§ SOURCE RECORDS:

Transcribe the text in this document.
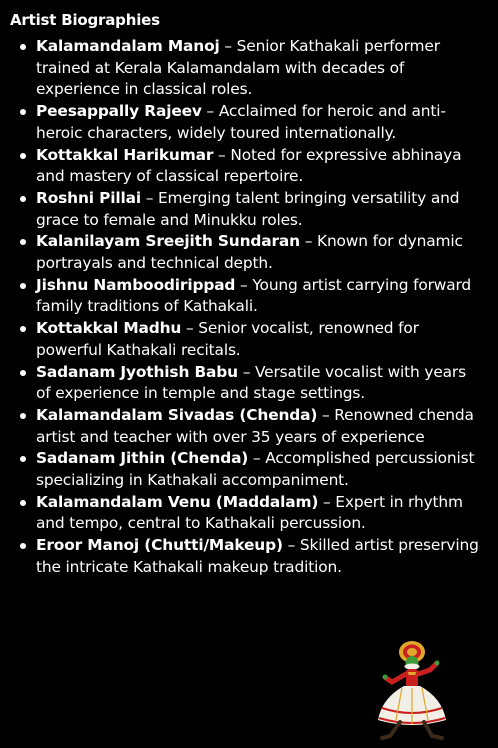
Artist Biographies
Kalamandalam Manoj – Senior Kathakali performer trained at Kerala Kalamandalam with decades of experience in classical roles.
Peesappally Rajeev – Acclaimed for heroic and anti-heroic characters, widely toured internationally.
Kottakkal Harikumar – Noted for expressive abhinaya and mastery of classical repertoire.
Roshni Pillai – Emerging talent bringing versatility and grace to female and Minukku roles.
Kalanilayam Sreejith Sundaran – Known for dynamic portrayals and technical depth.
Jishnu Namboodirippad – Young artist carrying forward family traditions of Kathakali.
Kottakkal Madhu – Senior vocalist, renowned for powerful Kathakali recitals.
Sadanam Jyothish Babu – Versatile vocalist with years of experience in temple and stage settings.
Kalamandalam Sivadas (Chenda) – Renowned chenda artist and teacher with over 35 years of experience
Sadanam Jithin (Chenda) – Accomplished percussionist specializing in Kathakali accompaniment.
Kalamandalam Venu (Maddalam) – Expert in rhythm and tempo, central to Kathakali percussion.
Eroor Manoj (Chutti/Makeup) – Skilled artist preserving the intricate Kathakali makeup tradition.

--

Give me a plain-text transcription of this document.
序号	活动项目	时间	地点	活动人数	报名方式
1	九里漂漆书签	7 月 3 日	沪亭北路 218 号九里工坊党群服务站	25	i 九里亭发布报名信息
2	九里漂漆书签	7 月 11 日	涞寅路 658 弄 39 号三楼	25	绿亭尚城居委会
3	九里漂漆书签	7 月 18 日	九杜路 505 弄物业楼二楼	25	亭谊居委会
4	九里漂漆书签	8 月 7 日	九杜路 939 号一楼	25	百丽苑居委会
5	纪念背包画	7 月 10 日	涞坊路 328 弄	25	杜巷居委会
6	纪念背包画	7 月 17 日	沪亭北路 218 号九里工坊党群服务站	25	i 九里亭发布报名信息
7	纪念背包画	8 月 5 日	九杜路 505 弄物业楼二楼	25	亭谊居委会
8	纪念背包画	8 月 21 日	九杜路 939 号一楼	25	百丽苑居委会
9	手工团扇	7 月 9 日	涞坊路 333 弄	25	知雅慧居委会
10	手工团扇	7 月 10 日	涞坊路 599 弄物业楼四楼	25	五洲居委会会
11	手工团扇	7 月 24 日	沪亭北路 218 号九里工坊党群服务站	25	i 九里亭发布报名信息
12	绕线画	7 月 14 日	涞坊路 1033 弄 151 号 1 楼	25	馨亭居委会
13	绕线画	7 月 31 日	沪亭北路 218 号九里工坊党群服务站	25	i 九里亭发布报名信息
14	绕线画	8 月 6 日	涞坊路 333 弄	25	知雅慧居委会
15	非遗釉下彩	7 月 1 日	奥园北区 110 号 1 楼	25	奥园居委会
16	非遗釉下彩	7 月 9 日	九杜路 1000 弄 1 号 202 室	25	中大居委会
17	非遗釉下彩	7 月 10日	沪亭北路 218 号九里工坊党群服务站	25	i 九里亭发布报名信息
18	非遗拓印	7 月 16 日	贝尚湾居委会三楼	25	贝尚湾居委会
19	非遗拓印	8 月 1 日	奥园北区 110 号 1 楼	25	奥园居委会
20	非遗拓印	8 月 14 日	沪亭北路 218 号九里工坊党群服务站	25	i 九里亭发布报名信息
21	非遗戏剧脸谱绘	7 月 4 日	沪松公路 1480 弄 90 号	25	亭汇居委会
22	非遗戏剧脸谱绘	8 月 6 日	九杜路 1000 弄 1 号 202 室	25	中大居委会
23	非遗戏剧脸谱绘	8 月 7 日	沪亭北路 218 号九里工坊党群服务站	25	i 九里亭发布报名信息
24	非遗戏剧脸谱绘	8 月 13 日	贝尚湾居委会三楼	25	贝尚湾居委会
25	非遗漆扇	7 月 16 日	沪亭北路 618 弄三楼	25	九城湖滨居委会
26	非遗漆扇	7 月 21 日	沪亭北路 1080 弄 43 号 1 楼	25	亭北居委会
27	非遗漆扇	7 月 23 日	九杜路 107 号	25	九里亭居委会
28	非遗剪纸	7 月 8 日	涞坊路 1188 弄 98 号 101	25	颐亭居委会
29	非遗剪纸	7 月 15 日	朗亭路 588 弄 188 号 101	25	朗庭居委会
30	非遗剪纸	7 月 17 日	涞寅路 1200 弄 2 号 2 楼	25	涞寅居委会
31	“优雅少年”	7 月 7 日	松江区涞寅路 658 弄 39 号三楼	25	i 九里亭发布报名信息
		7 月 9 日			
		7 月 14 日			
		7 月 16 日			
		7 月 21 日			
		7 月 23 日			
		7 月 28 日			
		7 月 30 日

...

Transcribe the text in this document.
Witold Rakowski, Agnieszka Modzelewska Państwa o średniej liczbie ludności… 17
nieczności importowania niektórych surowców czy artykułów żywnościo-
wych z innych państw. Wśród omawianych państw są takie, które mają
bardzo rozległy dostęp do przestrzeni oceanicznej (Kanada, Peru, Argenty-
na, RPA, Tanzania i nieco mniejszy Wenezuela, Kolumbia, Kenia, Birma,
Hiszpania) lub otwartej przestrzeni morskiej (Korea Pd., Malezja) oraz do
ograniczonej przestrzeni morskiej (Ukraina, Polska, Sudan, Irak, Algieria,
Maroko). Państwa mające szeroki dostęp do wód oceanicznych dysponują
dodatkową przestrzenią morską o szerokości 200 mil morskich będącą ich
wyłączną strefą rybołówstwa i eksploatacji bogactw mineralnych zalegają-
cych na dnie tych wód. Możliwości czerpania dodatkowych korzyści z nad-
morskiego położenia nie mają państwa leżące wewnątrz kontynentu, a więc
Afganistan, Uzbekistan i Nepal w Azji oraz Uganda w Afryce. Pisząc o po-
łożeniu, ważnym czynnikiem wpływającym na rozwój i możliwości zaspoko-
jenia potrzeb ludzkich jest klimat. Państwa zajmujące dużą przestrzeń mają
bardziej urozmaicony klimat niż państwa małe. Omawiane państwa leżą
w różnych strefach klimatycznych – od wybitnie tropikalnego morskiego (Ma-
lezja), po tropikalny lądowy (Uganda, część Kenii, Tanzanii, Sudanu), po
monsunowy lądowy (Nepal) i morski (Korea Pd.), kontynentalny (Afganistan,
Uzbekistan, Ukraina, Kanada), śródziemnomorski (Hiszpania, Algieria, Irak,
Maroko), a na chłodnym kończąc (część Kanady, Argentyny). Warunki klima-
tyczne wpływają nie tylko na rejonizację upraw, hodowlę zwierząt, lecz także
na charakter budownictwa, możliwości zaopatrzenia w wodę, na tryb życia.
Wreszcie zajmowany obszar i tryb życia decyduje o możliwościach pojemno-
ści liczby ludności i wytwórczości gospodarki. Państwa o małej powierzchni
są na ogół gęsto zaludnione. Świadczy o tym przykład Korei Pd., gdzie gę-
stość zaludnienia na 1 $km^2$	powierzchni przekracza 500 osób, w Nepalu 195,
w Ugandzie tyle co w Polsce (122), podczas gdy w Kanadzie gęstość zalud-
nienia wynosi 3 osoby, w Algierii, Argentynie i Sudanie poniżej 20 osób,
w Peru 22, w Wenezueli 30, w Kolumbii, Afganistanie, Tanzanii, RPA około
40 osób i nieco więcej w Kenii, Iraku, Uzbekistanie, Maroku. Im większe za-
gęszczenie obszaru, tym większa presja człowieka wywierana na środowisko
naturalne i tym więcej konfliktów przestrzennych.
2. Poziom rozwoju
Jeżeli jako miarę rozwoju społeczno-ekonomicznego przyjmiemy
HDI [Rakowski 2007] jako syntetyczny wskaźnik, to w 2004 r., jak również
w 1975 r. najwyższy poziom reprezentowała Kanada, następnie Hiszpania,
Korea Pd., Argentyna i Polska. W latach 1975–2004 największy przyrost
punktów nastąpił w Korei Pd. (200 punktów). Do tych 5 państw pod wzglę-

§ PROBLEM TO WORK ON: From the listing, copy every line where the string "with" appears.

§ FINAL ANSWER:
Kalamandalam Manoj – Senior Kathakali performer trained at Kerala Kalamandalam with decades of experience in classical roles.
Sadanam Jyothish Babu – Versatile vocalist with years of experience in temple and stage settings.
Kalamandalam Sivadas (Chenda) – Renowned chenda artist and teacher with over 35 years of experience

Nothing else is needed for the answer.